• **Work to complete**
Reproduce the records below exactly as they appear.

Data entries
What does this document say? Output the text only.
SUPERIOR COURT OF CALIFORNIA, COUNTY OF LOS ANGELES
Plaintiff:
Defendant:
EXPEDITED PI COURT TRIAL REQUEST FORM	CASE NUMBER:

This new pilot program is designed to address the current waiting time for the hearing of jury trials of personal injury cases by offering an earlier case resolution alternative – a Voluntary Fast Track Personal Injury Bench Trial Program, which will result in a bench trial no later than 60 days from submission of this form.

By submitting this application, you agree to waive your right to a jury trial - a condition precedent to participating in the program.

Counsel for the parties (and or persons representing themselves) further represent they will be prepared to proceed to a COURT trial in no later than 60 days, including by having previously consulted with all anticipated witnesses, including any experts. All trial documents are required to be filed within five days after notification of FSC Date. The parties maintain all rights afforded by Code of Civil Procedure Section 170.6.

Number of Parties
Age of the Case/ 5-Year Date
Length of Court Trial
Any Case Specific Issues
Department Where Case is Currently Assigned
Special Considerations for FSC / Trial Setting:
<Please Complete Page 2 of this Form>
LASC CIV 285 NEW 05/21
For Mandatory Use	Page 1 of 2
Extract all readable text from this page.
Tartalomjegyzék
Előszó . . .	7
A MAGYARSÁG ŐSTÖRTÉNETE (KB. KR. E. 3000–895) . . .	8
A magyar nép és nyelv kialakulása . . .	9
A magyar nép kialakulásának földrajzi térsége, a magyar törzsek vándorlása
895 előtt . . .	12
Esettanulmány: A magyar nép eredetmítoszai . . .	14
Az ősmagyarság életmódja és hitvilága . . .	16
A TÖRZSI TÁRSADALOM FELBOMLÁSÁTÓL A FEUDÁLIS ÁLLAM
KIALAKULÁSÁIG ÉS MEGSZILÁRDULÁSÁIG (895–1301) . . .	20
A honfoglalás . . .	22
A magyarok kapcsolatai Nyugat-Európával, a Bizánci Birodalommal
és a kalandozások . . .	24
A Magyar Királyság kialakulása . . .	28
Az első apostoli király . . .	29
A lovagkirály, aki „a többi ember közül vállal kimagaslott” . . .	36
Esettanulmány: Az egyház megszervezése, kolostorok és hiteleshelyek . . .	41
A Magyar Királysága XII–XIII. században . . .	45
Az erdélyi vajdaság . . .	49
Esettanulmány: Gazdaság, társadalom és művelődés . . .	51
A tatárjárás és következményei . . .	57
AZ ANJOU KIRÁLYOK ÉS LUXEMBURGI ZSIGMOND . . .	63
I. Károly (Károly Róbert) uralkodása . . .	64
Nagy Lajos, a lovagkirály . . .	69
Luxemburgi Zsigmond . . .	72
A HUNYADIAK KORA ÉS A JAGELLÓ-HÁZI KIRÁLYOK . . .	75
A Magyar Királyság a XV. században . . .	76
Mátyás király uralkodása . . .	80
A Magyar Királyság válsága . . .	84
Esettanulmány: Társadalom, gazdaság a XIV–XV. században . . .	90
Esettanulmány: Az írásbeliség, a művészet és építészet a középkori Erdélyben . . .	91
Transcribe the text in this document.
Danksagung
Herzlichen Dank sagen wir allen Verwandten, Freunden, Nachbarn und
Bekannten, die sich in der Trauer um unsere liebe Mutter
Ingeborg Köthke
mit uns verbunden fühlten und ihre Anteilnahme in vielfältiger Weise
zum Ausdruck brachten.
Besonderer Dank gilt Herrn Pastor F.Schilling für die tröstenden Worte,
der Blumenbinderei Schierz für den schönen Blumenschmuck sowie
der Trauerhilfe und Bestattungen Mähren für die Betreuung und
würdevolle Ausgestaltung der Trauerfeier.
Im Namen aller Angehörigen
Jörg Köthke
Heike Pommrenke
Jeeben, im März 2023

• **Solution to this problem**
What does this document say? Output the text only.
SUPERIOR COURT OF CALIFORNIA, COUNTY OF LOS ANGELES
Plaintiff:
Defendant:
EXPEDITED PI COURT TRIAL REQUEST FORM	CASE NUMBER:

This new pilot program is designed to address the current waiting time for the hearing of jury trials of personal injury cases by offering an earlier case resolution alternative – a Voluntary Fast Track Personal Injury Bench Trial Program, which will result in a bench trial no later than 60 days from submission of this form.

By submitting this application, you agree to waive your right to a jury trial - a condition precedent to participating in the program.

Counsel for the parties (and or persons representing themselves) further represent they will be prepared to proceed to a COURT trial in no later than 60 days, including by having previously consulted with all anticipated witnesses, including any experts. All trial documents are required to be filed within five days after notification of FSC Date. The parties maintain all rights afforded by Code of Civil Procedure Section 170.6.

Number of Parties
Age of the Case/ 5-Year Date
Length of Court Trial
Any Case Specific Issues
Department Where Case is Currently Assigned
Special Considerations for FSC / Trial Setting:
<Please Complete Page 2 of this Form>
LASC CIV 285 NEW 05/21
For Mandatory Use	Page 1 of 2
Extract all readable text from this page.
Tartalomjegyzék
Előszó . . .	7
A MAGYARSÁG ŐSTÖRTÉNETE (KB. KR. E. 3000–895) . . .	8
A magyar nép és nyelv kialakulása . . .	9
A magyar nép kialakulásának földrajzi térsége, a magyar törzsek vándorlása
895 előtt . . .	12
Esettanulmány: A magyar nép eredetmítoszai . . .	14
Az ősmagyarság életmódja és hitvilága . . .	16
A TÖRZSI TÁRSADALOM FELBOMLÁSÁTÓL A FEUDÁLIS ÁLLAM
KIALAKULÁSÁIG ÉS MEGSZILÁRDULÁSÁIG (895–1301) . . .	20
A honfoglalás . . .	22
A magyarok kapcsolatai Nyugat-Európával, a Bizánci Birodalommal
és a kalandozások . . .	24
A Magyar Királyság kialakulása . . .	28
Az első apostoli király . . .	29
A lovagkirály, aki „a többi ember közül vállal kimagaslott” . . .	36
Esettanulmány: Az egyház megszervezése, kolostorok és hiteleshelyek . . .	41
A Magyar Királysága XII–XIII. században . . .	45
Az erdélyi vajdaság . . .	49
Esettanulmány: Gazdaság, társadalom és művelődés . . .	51
A tatárjárás és következményei . . .	57
AZ ANJOU KIRÁLYOK ÉS LUXEMBURGI ZSIGMOND . . .	63
I. Károly (Károly Róbert) uralkodása . . .	64
Nagy Lajos, a lovagkirály . . .	69
Luxemburgi Zsigmond . . .	72
A HUNYADIAK KORA ÉS A JAGELLÓ-HÁZI KIRÁLYOK . . .	75
A Magyar Királyság a XV. században . . .	76
Mátyás király uralkodása . . .	80
A Magyar Királyság válsága . . .	84
Esettanulmány: Társadalom, gazdaság a XIV–XV. században . . .	90
Esettanulmány: Az írásbeliség, a művészet és építészet a középkori Erdélyben . . .	91
Transcribe the text in this document.
Danksagung
Herzlichen Dank sagen wir allen Verwandten, Freunden, Nachbarn und
Bekannten, die sich in der Trauer um unsere liebe Mutter
Ingeborg Köthke
mit uns verbunden fühlten und ihre Anteilnahme in vielfältiger Weise
zum Ausdruck brachten.
Besonderer Dank gilt Herrn Pastor F.Schilling für die tröstenden Worte,
der Blumenbinderei Schierz für den schönen Blumenschmuck sowie
der Trauerhilfe und Bestattungen Mähren für die Betreuung und
würdevolle Ausgestaltung der Trauerfeier.
Im Namen aller Angehörigen
Jörg Köthke
Heike Pommrenke
Jeeben, im März 2023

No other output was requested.